+++ 抜粋本文

ただし、人気ブロガーの書籍化のような既存ファン(だけ)向けのお手軽な本は作業的に行われることが多いです。それは出版さえすれば「買う人」がいるので、その書籍のクオリティは関係ないと考える出版社もあるからです。ブログを“そのまま”本にしたり、最低限の書籍化の作業さえしていない本もあります。
こちらを「無負担商業出版」と呼んだように、以下は著者の負担がある可能性が高いです。けっして、著者負担のある本が劣っているわけではありません。その本の内容や作品つくりの過程によって、本のクオリティは大きく変わっていきます。
・企画出版
以前であれば、こちらも「著者の負担なし」という意味が強かったです。しかし、今は「出版社がサポートします」という意味合いに受け取る程度が良いと思います。正直、曖昧な定義なので、自費出版を誤魔化すために使われる言葉になっています。
このパターンのひとつとしては、本の企画(内容)は編集担当者が考えて、そこに「著者」をあてはめるという形式もあります。例えば、ネット関連の売れ行きが良いからということで、ネットに強い著者に「このような内容で執筆してください」というような流れもあり得ます。

++++++

◆ 依頼事項
A - 抜粋本文のうち「ただし、人気ブロガーの書籍化」に始まり「使われる言葉になっています。」に終わる部分を、「出版社」を「版元」に置き換えたうえで書き写すこと。
B - レコードのうち「spec-cell-value: 200±50 [533,346,626,372]」を含む行に始まり「spec-column-header-item: 项目 [394,242,534,268]」を含む行に終わる範囲だけを、「番号」と「内容」の2列からなるMarkdownの表にしてください。空行は除きます。

+++ 入力データ

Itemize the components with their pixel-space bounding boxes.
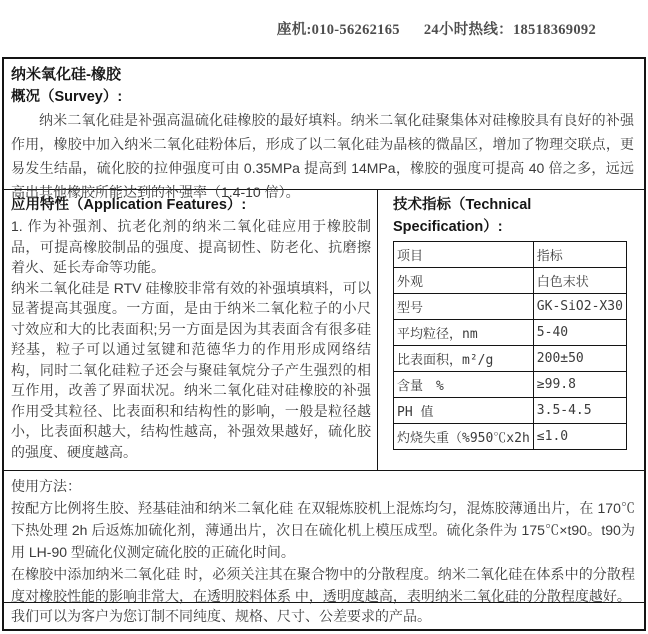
spec-cell-value: 200±50 [533,346,626,372]
spec-cell-value: 5-40 [533,320,626,346]
spec-cell-value: GK-SiO2-X30 [533,294,626,320]
survey-paragraph: 纳米二氧化硅是补强高温硫化硅橡胶的最好填料。纳米二氧化硅聚集体对硅橡胶具有良好的补强作用，橡胶中加入纳米二氧化硅粉体后，形成了以二氧化硅为晶核的微晶区，增加了物理交联点，更易发生结晶，硫化胶的拉伸强度可由 0.35MPa 提高到 14MPa，橡胶的强度可提高 40 倍之多，远远高出其他橡胶所能达到的补强率（1.4-10 倍）。 [11,112,634,200]
spec-column-header-value: 指标 [533,242,626,268]
spec-column-header-item: 项目 [394,242,534,268]
application-features-paragraph: 纳米二氧化硅是 RTV 硅橡胶非常有效的补强填填料，可以显著提高其强度。一方面，是由于纳米二氧化粒子的小尺寸效应和大的比表面积;另一方面是因为其表面含有很多硅羟基，粒子可以通过氢键和范德华力的作用形成网络结构，同时二氧化硅粒子还会与聚硅氧烷分子产生强烈的相互作用，改善了界面状况。纳米二氧化硅对硅橡胶的补强作用受其粒径、比表面积和结构性的影响，一般是粒径越小，比表面积越大，结构性越高，补强效果越好，硫化胶的强度、硬度越高。 [11,279,371,460]
spec-table-row [394,268,627,294]
usage-section [4,471,644,603]
survey-heading: 概况（Survey）: [11,89,123,105]
spec-table-row [394,346,627,372]
spec-cell-label: 含量 % [394,372,534,398]
header-bar [0,0,648,57]
spec-cell-value: 3.5-4.5 [533,398,626,424]
technical-spec-heading: 技术指标（Technical Specification）: [393,197,532,235]
spec-table-row [394,372,627,398]
hotline-number: 24小时热线：18518369092 [423,22,596,38]
spec-table-row [394,294,627,320]
spec-cell-label: 型号 [394,294,534,320]
spec-cell-label: 灼烧失重（%950℃x2h [394,424,534,450]
application-features-column [4,190,377,470]
usage-heading: 使用方法： [11,478,81,494]
two-column-section [4,190,644,471]
usage-paragraph: 在橡胶中添加纳米二氧化硅 时，必须关注其在聚合物中的分散程度。纳米二氧化硅在体系中的分散程度对橡胶性能的影响非常大，在透明胶料体系 中，透明度越高，表明纳米二氧化硅的分散程度越好。 [11,566,635,604]
spec-cell-label: 外观 [394,268,534,294]
spec-table-row [394,424,627,450]
spec-cell-value: ≥99.8 [533,372,626,398]
spec-table-header-row [394,242,627,268]
spec-table-row [394,320,627,346]
spec-cell-label: 平均粒径，nm [394,320,534,346]
application-features-paragraph: 1. 作为补强剂、抗老化剂的纳米二氧化硅应用于橡胶制品，可提高橡胶制品的强度、提高韧性、防老化、抗磨擦着火、延长寿命等功能。 [11,218,371,275]
technical-spec-column [377,190,644,470]
technical-spec-table [393,241,627,450]
footer-section [4,603,644,629]
document-box [2,57,646,631]
spec-cell-label: PH 值 [394,398,534,424]
overview-section [4,59,644,200]
spec-cell-value: 白色末状 [533,268,626,294]
footer-note: 我们可以为客户为您订制不同纯度、规格、尺寸、公差要求的产品。 [11,608,431,624]
page-title: 纳米氧化硅-橡胶 [11,66,121,83]
spec-table-row [394,398,627,424]
spec-cell-value: ≤1.0 [533,424,626,450]
usage-paragraph: 按配方比例将生胶、羟基硅油和纳米二氧化硅 在双辊炼胶机上混炼均匀，混炼胶薄通出片，在 170℃下热处理 2h 后返炼加硫化剂，薄通出片，次日在硫化机上模压成型。硫化条件为 175℃×t90。t90为用 LH-90 型硫化仪测定硫化胶的正硫化时间。 [11,500,635,560]
spec-cell-label: 比表面积，m²/g [394,346,534,372]
application-features-heading: 应用特性（Application Features）: [11,197,247,213]
contact-line [277,18,596,39]
landline-number: 座机:010-56262165 [276,22,400,38]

++++++

◆ 解決済み問題
A -
ただし、人気ブロガーの書籍化のような既存ファン(だけ)向けのお手軽な本は作業的に行われることが多いです。それは出版さえすれば「買う人」がいるので、その書籍のクオリティは関係ないと考える版元もあるからです。ブログを“そのまま”本にしたり、最低限の書籍化の作業さえしていない本もあります。
こちらを「無負担商業出版」と呼んだように、以下は著者の負担がある可能性が高いです。けっして、著者負担のある本が劣っているわけではありません。その本の内容や作品つくりの過程によって、本のクオリティは大きく変わっていきます。
・企画出版
以前であれば、こちらも「著者の負担なし」という意味が強かったです。しかし、今は「版元がサポートします」という意味合いに受け取る程度が良いと思います。正直、曖昧な定義なので、自費出版を誤魔化すために使われる言葉になっています。

B -
| 番号 | 内容 |
|---|---|
| 1 | spec-cell-value: 200±50 [533,346,626,372] |
| 2 | spec-cell-value: 5-40 [533,320,626,346] |
| 3 | spec-cell-value: GK-SiO2-X30 [533,294,626,320] |
| 4 | survey-paragraph: 纳米二氧化硅是补强高温硫化硅橡胶的最好填料。纳米二氧化硅聚集体对硅橡胶具有良好的补强作用，橡胶中加入纳米二氧化硅粉体后，形成了以二氧化硅为晶核的微晶区，增加了物理交联点，更易发生结晶，硫化胶的拉伸强度可由 0.35MPa 提高到 14MPa，橡胶的强度可提高 40 倍之多，远远高出其他橡胶所能达到的补强率（1.4-10 倍）。 [11,112,634,200] |
| 5 | spec-column-header-value: 指标 [533,242,626,268] |
| 6 | spec-column-header-item: 项目 [394,242,534,268] |